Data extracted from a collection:
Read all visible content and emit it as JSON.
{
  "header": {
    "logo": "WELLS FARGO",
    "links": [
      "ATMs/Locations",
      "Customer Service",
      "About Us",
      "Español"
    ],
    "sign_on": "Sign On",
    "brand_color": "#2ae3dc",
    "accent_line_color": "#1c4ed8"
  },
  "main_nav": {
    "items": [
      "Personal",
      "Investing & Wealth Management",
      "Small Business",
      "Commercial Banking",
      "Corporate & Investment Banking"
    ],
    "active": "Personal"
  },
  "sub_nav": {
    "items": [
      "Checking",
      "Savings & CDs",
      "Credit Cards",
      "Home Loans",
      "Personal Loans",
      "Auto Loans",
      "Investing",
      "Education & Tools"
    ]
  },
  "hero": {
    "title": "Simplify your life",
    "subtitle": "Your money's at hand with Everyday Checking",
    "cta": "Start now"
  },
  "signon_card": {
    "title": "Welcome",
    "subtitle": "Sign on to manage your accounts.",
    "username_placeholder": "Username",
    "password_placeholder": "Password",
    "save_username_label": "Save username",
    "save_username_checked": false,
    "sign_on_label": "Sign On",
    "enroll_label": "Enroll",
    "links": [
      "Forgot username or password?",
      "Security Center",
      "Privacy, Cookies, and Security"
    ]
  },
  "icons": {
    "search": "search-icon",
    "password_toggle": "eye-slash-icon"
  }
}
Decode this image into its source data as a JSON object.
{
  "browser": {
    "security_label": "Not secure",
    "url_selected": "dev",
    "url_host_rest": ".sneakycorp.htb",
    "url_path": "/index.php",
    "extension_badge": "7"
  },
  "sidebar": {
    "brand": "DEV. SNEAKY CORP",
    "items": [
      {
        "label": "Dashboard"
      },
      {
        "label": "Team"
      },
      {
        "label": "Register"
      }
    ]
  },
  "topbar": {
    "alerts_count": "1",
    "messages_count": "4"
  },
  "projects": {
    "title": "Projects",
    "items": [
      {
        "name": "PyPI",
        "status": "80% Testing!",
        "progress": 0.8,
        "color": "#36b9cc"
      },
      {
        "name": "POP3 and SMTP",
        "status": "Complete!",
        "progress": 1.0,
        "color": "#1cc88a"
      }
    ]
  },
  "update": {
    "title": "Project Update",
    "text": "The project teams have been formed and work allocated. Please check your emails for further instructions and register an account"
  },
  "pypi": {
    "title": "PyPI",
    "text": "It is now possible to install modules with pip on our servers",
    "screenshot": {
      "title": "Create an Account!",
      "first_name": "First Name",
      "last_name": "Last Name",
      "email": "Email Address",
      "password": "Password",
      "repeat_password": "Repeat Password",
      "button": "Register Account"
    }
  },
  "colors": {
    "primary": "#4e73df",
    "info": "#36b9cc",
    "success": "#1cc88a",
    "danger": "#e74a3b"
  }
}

◆ **What you will do**
Write out every entry verbatim.

◆ **Response to this exercise**
Read all visible content and emit it as JSON.
{
  "header": {
    "logo": "WELLS FARGO",
    "links": [
      "ATMs/Locations",
      "Customer Service",
      "About Us",
      "Español"
    ],
    "sign_on": "Sign On",
    "brand_color": "#2ae3dc",
    "accent_line_color": "#1c4ed8"
  },
  "main_nav": {
    "items": [
      "Personal",
      "Investing & Wealth Management",
      "Small Business",
      "Commercial Banking",
      "Corporate & Investment Banking"
    ],
    "active": "Personal"
  },
  "sub_nav": {
    "items": [
      "Checking",
      "Savings & CDs",
      "Credit Cards",
      "Home Loans",
      "Personal Loans",
      "Auto Loans",
      "Investing",
      "Education & Tools"
    ]
  },
  "hero": {
    "title": "Simplify your life",
    "subtitle": "Your money's at hand with Everyday Checking",
    "cta": "Start now"
  },
  "signon_card": {
    "title": "Welcome",
    "subtitle": "Sign on to manage your accounts.",
    "username_placeholder": "Username",
    "password_placeholder": "Password",
    "save_username_label": "Save username",
    "save_username_checked": false,
    "sign_on_label": "Sign On",
    "enroll_label": "Enroll",
    "links": [
      "Forgot username or password?",
      "Security Center",
      "Privacy, Cookies, and Security"
    ]
  },
  "icons": {
    "search": "search-icon",
    "password_toggle": "eye-slash-icon"
  }
}
Decode this image into its source data as a JSON object.
{
  "browser": {
    "security_label": "Not secure",
    "url_selected": "dev",
    "url_host_rest": ".sneakycorp.htb",
    "url_path": "/index.php",
    "extension_badge": "7"
  },
  "sidebar": {
    "brand": "DEV. SNEAKY CORP",
    "items": [
      {
        "label": "Dashboard"
      },
      {
        "label": "Team"
      },
      {
        "label": "Register"
      }
    ]
  },
  "topbar": {
    "alerts_count": "1",
    "messages_count": "4"
  },
  "projects": {
    "title": "Projects",
    "items": [
      {
        "name": "PyPI",
        "status": "80% Testing!",
        "progress": 0.8,
        "color": "#36b9cc"
      },
      {
        "name": "POP3 and SMTP",
        "status": "Complete!",
        "progress": 1.0,
        "color": "#1cc88a"
      }
    ]
  },
  "update": {
    "title": "Project Update",
    "text": "The project teams have been formed and work allocated. Please check your emails for further instructions and register an account"
  },
  "pypi": {
    "title": "PyPI",
    "text": "It is now possible to install modules with pip on our servers",
    "screenshot": {
      "title": "Create an Account!",
      "first_name": "First Name",
      "last_name": "Last Name",
      "email": "Email Address",
      "password": "Password",
      "repeat_password": "Repeat Password",
      "button": "Register Account"
    }
  },
  "colors": {
    "primary": "#4e73df",
    "info": "#36b9cc",
    "success": "#1cc88a",
    "danger": "#e74a3b"
  }
}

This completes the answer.